▶ **GOAL**
Restate the complete material exactly.

-- begin RECORDS SUPPLIED --

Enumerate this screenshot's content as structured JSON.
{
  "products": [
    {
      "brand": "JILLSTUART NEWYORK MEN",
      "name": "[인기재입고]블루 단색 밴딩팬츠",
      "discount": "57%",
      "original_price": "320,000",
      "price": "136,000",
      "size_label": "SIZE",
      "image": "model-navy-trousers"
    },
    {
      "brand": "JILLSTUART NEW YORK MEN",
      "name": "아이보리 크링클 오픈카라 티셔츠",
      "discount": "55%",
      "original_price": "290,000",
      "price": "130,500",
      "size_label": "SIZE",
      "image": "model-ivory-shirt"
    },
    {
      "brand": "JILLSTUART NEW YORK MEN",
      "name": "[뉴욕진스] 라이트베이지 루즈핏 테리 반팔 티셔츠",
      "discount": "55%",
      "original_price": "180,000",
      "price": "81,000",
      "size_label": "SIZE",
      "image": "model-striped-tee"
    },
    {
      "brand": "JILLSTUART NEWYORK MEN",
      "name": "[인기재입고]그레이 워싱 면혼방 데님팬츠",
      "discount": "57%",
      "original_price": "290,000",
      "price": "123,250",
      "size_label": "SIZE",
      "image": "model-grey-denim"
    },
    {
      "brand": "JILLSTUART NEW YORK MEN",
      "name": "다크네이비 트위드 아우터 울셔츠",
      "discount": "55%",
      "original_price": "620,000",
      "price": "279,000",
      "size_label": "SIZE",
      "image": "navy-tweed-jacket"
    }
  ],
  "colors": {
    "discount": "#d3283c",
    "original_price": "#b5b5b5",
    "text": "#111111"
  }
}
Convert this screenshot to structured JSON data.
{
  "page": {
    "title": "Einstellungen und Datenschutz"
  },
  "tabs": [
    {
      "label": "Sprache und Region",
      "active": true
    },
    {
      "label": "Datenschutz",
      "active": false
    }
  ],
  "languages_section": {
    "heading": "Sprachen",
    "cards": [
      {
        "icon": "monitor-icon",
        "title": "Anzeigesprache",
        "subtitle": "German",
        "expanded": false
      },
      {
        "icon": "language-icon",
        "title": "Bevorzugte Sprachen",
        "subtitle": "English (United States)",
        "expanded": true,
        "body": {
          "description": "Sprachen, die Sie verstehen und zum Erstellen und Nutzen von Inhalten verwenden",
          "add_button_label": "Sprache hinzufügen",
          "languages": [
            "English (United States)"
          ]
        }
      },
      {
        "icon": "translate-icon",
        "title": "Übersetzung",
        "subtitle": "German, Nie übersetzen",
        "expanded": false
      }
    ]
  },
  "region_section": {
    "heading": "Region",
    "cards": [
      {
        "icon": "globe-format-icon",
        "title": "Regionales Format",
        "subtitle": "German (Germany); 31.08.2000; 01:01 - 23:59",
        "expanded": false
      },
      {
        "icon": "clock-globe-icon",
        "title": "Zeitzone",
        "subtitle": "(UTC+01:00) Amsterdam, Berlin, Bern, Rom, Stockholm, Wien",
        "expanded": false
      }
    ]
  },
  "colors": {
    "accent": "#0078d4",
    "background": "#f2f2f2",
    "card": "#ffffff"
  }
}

-- end RECORDS SUPPLIED --

▶ **TASK ANSWER**
Enumerate this screenshot's content as structured JSON.
{
  "products": [
    {
      "brand": "JILLSTUART NEWYORK MEN",
      "name": "[인기재입고]블루 단색 밴딩팬츠",
      "discount": "57%",
      "original_price": "320,000",
      "price": "136,000",
      "size_label": "SIZE",
      "image": "model-navy-trousers"
    },
    {
      "brand": "JILLSTUART NEW YORK MEN",
      "name": "아이보리 크링클 오픈카라 티셔츠",
      "discount": "55%",
      "original_price": "290,000",
      "price": "130,500",
      "size_label": "SIZE",
      "image": "model-ivory-shirt"
    },
    {
      "brand": "JILLSTUART NEW YORK MEN",
      "name": "[뉴욕진스] 라이트베이지 루즈핏 테리 반팔 티셔츠",
      "discount": "55%",
      "original_price": "180,000",
      "price": "81,000",
      "size_label": "SIZE",
      "image": "model-striped-tee"
    },
    {
      "brand": "JILLSTUART NEWYORK MEN",
      "name": "[인기재입고]그레이 워싱 면혼방 데님팬츠",
      "discount": "57%",
      "original_price": "290,000",
      "price": "123,250",
      "size_label": "SIZE",
      "image": "model-grey-denim"
    },
    {
      "brand": "JILLSTUART NEW YORK MEN",
      "name": "다크네이비 트위드 아우터 울셔츠",
      "discount": "55%",
      "original_price": "620,000",
      "price": "279,000",
      "size_label": "SIZE",
      "image": "navy-tweed-jacket"
    }
  ],
  "colors": {
    "discount": "#d3283c",
    "original_price": "#b5b5b5",
    "text": "#111111"
  }
}
Convert this screenshot to structured JSON data.
{
  "page": {
    "title": "Einstellungen und Datenschutz"
  },
  "tabs": [
    {
      "label": "Sprache und Region",
      "active": true
    },
    {
      "label": "Datenschutz",
      "active": false
    }
  ],
  "languages_section": {
    "heading": "Sprachen",
    "cards": [
      {
        "icon": "monitor-icon",
        "title": "Anzeigesprache",
        "subtitle": "German",
        "expanded": false
      },
      {
        "icon": "language-icon",
        "title": "Bevorzugte Sprachen",
        "subtitle": "English (United States)",
        "expanded": true,
        "body": {
          "description": "Sprachen, die Sie verstehen und zum Erstellen und Nutzen von Inhalten verwenden",
          "add_button_label": "Sprache hinzufügen",
          "languages": [
            "English (United States)"
          ]
        }
      },
      {
        "icon": "translate-icon",
        "title": "Übersetzung",
        "subtitle": "German, Nie übersetzen",
        "expanded": false
      }
    ]
  },
  "region_section": {
    "heading": "Region",
    "cards": [
      {
        "icon": "globe-format-icon",
        "title": "Regionales Format",
        "subtitle": "German (Germany); 31.08.2000; 01:01 - 23:59",
        "expanded": false
      },
      {
        "icon": "clock-globe-icon",
        "title": "Zeitzone",
        "subtitle": "(UTC+01:00) Amsterdam, Berlin, Bern, Rom, Stockholm, Wien",
        "expanded": false
      }
    ]
  },
  "colors": {
    "accent": "#0078d4",
    "background": "#f2f2f2",
    "card": "#ffffff"
  }
}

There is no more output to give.